All entries below need to be written out exactly, but without their pictures.

++++

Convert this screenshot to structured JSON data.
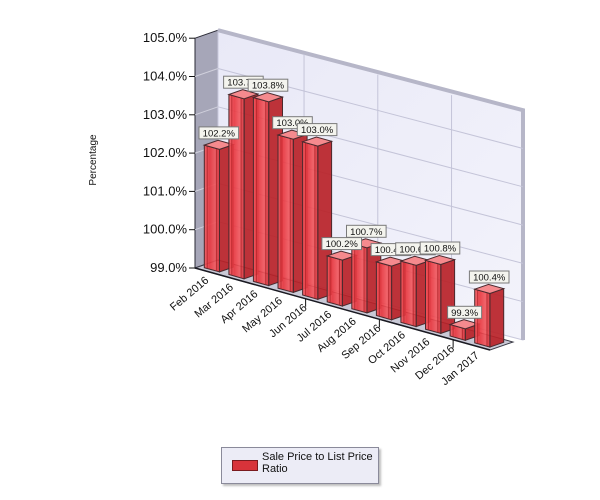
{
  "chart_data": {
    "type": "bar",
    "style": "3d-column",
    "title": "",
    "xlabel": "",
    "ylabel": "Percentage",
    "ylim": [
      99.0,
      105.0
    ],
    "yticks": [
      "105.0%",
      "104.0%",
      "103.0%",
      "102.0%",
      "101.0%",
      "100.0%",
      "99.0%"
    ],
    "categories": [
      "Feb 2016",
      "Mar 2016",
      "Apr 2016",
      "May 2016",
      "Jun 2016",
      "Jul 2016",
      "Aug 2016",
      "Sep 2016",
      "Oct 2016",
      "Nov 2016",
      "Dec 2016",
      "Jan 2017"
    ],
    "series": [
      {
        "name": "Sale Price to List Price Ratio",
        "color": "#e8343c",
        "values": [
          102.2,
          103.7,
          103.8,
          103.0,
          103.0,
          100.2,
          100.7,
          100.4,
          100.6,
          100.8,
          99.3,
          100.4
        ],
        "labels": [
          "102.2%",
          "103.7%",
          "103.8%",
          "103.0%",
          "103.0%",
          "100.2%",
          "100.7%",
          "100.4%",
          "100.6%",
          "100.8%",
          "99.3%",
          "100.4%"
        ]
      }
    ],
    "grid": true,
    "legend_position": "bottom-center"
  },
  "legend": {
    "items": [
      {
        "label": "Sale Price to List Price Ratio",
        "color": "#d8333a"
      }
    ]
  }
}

++++

EXPECTED ANSWER
Convert this screenshot to structured JSON data.
{
  "chart_data": {
    "type": "bar",
    "style": "3d-column",
    "title": "",
    "xlabel": "",
    "ylabel": "Percentage",
    "ylim": [
      99.0,
      105.0
    ],
    "yticks": [
      "105.0%",
      "104.0%",
      "103.0%",
      "102.0%",
      "101.0%",
      "100.0%",
      "99.0%"
    ],
    "categories": [
      "Feb 2016",
      "Mar 2016",
      "Apr 2016",
      "May 2016",
      "Jun 2016",
      "Jul 2016",
      "Aug 2016",
      "Sep 2016",
      "Oct 2016",
      "Nov 2016",
      "Dec 2016",
      "Jan 2017"
    ],
    "series": [
      {
        "name": "Sale Price to List Price Ratio",
        "color": "#e8343c",
        "values": [
          102.2,
          103.7,
          103.8,
          103.0,
          103.0,
          100.2,
          100.7,
          100.4,
          100.6,
          100.8,
          99.3,
          100.4
        ],
        "labels": [
          "102.2%",
          "103.7%",
          "103.8%",
          "103.0%",
          "103.0%",
          "100.2%",
          "100.7%",
          "100.4%",
          "100.6%",
          "100.8%",
          "99.3%",
          "100.4%"
        ]
      }
    ],
    "grid": true,
    "legend_position": "bottom-center"
  },
  "legend": {
    "items": [
      {
        "label": "Sale Price to List Price Ratio",
        "color": "#d8333a"
      }
    ]
  }
}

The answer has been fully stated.